**EXERCISE DESCRIPTION:**
Some lines in the listing below may include the string "Scientist". How many are there? Give only the number.

Recorded data:
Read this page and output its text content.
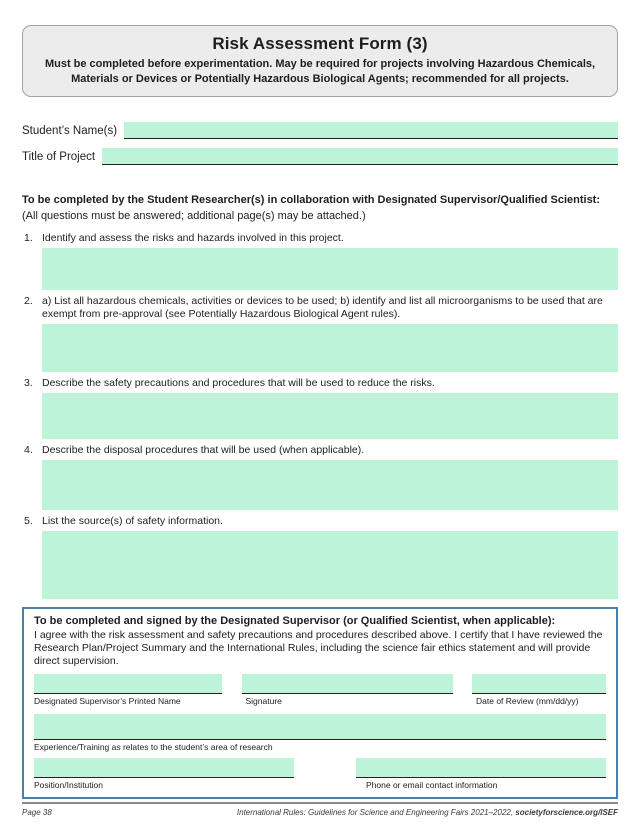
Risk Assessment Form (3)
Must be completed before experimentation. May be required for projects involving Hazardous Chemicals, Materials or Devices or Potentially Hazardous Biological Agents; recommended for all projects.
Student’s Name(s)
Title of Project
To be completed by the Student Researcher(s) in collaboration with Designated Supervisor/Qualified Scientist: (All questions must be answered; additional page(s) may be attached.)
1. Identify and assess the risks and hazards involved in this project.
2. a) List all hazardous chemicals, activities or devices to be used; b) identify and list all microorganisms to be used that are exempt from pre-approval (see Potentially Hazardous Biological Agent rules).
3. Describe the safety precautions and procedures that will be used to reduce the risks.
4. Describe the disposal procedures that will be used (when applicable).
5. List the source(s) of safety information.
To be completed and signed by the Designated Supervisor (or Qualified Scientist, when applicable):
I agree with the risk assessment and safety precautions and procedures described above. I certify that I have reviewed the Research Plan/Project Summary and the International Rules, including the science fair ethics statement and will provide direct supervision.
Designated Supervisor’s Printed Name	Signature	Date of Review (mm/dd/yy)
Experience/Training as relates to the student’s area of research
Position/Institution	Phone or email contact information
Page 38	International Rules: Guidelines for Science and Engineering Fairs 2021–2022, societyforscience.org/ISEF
---
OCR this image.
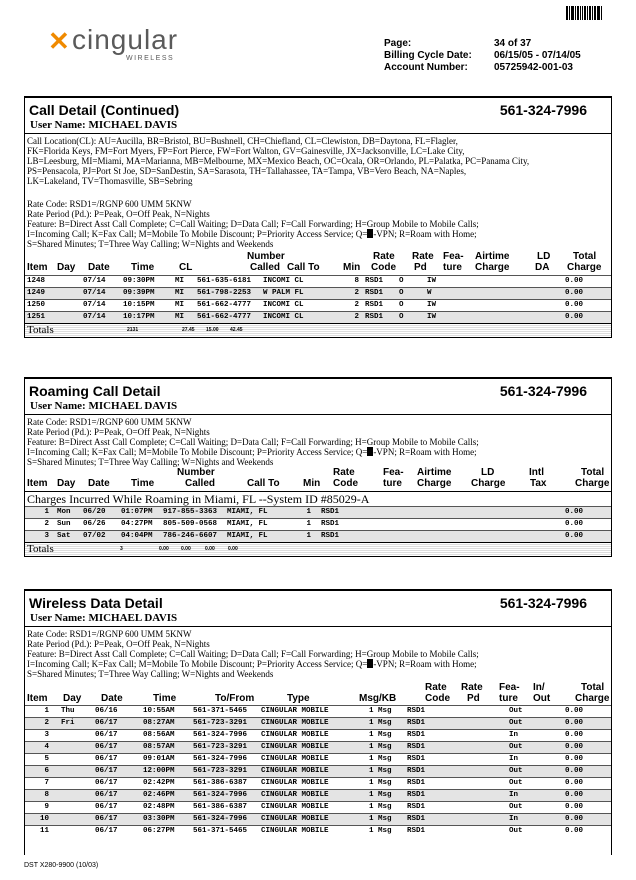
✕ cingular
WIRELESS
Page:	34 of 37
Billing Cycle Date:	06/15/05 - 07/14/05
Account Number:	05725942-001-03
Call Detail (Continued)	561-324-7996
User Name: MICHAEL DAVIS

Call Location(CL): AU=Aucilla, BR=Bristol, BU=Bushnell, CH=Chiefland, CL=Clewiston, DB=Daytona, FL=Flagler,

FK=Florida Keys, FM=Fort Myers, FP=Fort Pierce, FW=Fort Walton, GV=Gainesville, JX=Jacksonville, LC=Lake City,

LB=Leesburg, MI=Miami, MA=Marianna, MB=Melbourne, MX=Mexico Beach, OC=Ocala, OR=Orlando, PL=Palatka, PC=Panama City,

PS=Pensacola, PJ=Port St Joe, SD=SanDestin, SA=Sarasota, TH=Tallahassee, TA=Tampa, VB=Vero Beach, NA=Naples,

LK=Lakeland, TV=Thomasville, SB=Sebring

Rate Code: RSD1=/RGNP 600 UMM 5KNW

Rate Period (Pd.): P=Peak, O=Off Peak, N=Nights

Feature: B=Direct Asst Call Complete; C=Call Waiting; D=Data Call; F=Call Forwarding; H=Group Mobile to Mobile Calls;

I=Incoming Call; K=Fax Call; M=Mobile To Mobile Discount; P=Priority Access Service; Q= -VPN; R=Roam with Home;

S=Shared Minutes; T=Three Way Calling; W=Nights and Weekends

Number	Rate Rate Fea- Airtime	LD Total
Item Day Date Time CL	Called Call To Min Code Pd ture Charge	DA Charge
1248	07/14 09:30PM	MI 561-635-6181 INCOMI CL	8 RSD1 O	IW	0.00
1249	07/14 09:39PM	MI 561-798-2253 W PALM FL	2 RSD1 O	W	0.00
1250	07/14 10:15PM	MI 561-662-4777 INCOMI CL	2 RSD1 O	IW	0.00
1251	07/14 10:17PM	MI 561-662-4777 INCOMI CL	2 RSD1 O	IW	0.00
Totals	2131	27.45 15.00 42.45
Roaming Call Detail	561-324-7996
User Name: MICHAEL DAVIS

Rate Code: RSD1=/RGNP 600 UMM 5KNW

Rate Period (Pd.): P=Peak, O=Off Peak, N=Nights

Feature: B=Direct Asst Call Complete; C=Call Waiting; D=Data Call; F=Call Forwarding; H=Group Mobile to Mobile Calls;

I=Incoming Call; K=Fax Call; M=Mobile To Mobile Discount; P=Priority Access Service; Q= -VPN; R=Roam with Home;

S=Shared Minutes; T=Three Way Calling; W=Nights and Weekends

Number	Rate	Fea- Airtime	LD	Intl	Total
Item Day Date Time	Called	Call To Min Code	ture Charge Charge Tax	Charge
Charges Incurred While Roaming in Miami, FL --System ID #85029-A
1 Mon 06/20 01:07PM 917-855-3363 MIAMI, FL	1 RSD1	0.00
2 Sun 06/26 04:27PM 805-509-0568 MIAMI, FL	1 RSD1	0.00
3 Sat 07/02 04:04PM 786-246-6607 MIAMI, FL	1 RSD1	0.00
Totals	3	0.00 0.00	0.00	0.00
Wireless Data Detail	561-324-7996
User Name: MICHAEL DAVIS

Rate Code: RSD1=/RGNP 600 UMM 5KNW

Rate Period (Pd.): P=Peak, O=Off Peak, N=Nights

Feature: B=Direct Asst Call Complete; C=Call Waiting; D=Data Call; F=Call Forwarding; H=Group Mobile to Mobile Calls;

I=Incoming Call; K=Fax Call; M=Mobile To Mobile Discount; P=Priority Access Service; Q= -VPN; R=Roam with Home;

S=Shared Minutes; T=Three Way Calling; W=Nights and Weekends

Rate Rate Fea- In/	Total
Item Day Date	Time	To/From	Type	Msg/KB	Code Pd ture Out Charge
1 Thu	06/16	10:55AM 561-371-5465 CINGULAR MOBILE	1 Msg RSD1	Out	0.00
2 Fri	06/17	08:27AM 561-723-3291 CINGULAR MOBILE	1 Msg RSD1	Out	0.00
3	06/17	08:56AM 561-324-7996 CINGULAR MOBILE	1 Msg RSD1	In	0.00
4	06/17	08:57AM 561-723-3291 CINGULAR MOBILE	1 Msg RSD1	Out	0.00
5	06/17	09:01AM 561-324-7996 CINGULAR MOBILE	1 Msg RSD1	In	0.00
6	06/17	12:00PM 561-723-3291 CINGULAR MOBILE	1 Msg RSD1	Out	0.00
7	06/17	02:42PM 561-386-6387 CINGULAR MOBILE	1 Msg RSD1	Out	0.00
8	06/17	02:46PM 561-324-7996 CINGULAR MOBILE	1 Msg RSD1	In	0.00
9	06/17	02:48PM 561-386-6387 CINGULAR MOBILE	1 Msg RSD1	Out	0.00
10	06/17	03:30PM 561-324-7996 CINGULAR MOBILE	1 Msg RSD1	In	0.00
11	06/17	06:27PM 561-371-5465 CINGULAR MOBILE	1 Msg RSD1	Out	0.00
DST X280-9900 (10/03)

**EXERCISE RESULT:**
2